[Begin]

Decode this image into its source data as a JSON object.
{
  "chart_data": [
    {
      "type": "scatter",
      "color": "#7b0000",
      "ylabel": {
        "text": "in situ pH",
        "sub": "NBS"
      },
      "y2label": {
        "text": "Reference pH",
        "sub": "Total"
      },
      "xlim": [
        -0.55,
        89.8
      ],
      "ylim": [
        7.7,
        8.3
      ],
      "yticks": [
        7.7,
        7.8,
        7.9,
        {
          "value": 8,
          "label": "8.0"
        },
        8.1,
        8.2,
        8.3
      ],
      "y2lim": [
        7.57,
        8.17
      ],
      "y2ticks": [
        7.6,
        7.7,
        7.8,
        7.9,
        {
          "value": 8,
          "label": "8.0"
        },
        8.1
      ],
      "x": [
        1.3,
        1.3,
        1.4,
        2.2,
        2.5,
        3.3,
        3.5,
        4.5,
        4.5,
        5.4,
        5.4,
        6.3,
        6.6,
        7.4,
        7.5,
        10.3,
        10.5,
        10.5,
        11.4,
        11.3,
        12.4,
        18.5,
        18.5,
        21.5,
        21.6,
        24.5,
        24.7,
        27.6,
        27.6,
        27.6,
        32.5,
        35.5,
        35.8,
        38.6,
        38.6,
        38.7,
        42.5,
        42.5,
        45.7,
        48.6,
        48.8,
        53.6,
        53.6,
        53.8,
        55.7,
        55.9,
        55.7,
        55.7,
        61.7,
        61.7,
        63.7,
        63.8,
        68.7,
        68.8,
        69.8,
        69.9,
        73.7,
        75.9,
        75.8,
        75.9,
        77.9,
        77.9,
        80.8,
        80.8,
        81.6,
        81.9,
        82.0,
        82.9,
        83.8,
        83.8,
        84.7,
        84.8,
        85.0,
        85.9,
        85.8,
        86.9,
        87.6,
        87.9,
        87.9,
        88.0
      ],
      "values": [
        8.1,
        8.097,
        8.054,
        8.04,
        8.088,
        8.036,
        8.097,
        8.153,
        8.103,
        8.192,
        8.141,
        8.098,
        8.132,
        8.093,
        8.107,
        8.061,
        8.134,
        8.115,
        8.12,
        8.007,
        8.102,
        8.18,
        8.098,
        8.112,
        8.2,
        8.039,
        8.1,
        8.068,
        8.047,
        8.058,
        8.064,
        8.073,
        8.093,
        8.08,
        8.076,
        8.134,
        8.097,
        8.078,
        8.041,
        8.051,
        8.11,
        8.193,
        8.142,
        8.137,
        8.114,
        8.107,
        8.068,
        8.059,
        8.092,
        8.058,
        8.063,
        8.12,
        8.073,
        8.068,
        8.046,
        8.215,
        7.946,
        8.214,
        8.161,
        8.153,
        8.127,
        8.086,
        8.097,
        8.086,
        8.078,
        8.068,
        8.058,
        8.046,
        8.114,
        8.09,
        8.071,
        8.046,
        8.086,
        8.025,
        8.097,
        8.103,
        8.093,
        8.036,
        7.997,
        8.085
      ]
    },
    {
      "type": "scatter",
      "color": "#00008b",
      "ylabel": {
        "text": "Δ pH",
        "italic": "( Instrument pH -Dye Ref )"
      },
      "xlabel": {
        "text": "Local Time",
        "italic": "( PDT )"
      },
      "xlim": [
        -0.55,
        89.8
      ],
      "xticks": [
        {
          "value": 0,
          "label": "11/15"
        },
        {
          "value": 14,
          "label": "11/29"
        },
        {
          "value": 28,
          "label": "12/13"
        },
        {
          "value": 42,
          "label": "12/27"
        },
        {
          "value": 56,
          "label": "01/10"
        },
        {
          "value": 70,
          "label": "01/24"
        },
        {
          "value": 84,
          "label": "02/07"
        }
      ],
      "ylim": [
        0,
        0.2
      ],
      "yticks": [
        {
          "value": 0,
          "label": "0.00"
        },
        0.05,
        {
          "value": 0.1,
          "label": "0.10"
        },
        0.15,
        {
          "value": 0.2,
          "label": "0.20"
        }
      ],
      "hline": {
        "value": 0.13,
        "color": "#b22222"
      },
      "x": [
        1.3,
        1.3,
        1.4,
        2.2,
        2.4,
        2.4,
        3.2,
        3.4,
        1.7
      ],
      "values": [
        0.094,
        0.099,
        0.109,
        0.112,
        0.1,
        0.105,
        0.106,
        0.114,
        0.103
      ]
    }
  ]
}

[End]

Task objective:
Reproduce the material precisely, including every line.

Written solution:
Decode this image into its source data as a JSON object.
{
  "chart_data": [
    {
      "type": "scatter",
      "color": "#7b0000",
      "ylabel": {
        "text": "in situ pH",
        "sub": "NBS"
      },
      "y2label": {
        "text": "Reference pH",
        "sub": "Total"
      },
      "xlim": [
        -0.55,
        89.8
      ],
      "ylim": [
        7.7,
        8.3
      ],
      "yticks": [
        7.7,
        7.8,
        7.9,
        {
          "value": 8,
          "label": "8.0"
        },
        8.1,
        8.2,
        8.3
      ],
      "y2lim": [
        7.57,
        8.17
      ],
      "y2ticks": [
        7.6,
        7.7,
        7.8,
        7.9,
        {
          "value": 8,
          "label": "8.0"
        },
        8.1
      ],
      "x": [
        1.3,
        1.3,
        1.4,
        2.2,
        2.5,
        3.3,
        3.5,
        4.5,
        4.5,
        5.4,
        5.4,
        6.3,
        6.6,
        7.4,
        7.5,
        10.3,
        10.5,
        10.5,
        11.4,
        11.3,
        12.4,
        18.5,
        18.5,
        21.5,
        21.6,
        24.5,
        24.7,
        27.6,
        27.6,
        27.6,
        32.5,
        35.5,
        35.8,
        38.6,
        38.6,
        38.7,
        42.5,
        42.5,
        45.7,
        48.6,
        48.8,
        53.6,
        53.6,
        53.8,
        55.7,
        55.9,
        55.7,
        55.7,
        61.7,
        61.7,
        63.7,
        63.8,
        68.7,
        68.8,
        69.8,
        69.9,
        73.7,
        75.9,
        75.8,
        75.9,
        77.9,
        77.9,
        80.8,
        80.8,
        81.6,
        81.9,
        82.0,
        82.9,
        83.8,
        83.8,
        84.7,
        84.8,
        85.0,
        85.9,
        85.8,
        86.9,
        87.6,
        87.9,
        87.9,
        88.0
      ],
      "values": [
        8.1,
        8.097,
        8.054,
        8.04,
        8.088,
        8.036,
        8.097,
        8.153,
        8.103,
        8.192,
        8.141,
        8.098,
        8.132,
        8.093,
        8.107,
        8.061,
        8.134,
        8.115,
        8.12,
        8.007,
        8.102,
        8.18,
        8.098,
        8.112,
        8.2,
        8.039,
        8.1,
        8.068,
        8.047,
        8.058,
        8.064,
        8.073,
        8.093,
        8.08,
        8.076,
        8.134,
        8.097,
        8.078,
        8.041,
        8.051,
        8.11,
        8.193,
        8.142,
        8.137,
        8.114,
        8.107,
        8.068,
        8.059,
        8.092,
        8.058,
        8.063,
        8.12,
        8.073,
        8.068,
        8.046,
        8.215,
        7.946,
        8.214,
        8.161,
        8.153,
        8.127,
        8.086,
        8.097,
        8.086,
        8.078,
        8.068,
        8.058,
        8.046,
        8.114,
        8.09,
        8.071,
        8.046,
        8.086,
        8.025,
        8.097,
        8.103,
        8.093,
        8.036,
        7.997,
        8.085
      ]
    },
    {
      "type": "scatter",
      "color": "#00008b",
      "ylabel": {
        "text": "Δ pH",
        "italic": "( Instrument pH -Dye Ref )"
      },
      "xlabel": {
        "text": "Local Time",
        "italic": "( PDT )"
      },
      "xlim": [
        -0.55,
        89.8
      ],
      "xticks": [
        {
          "value": 0,
          "label": "11/15"
        },
        {
          "value": 14,
          "label": "11/29"
        },
        {
          "value": 28,
          "label": "12/13"
        },
        {
          "value": 42,
          "label": "12/27"
        },
        {
          "value": 56,
          "label": "01/10"
        },
        {
          "value": 70,
          "label": "01/24"
        },
        {
          "value": 84,
          "label": "02/07"
        }
      ],
      "ylim": [
        0,
        0.2
      ],
      "yticks": [
        {
          "value": 0,
          "label": "0.00"
        },
        0.05,
        {
          "value": 0.1,
          "label": "0.10"
        },
        0.15,
        {
          "value": 0.2,
          "label": "0.20"
        }
      ],
      "hline": {
        "value": 0.13,
        "color": "#b22222"
      },
      "x": [
        1.3,
        1.3,
        1.4,
        2.2,
        2.4,
        2.4,
        3.2,
        3.4,
        1.7
      ],
      "values": [
        0.094,
        0.099,
        0.109,
        0.112,
        0.1,
        0.105,
        0.106,
        0.114,
        0.103
      ]
    }
  ]
}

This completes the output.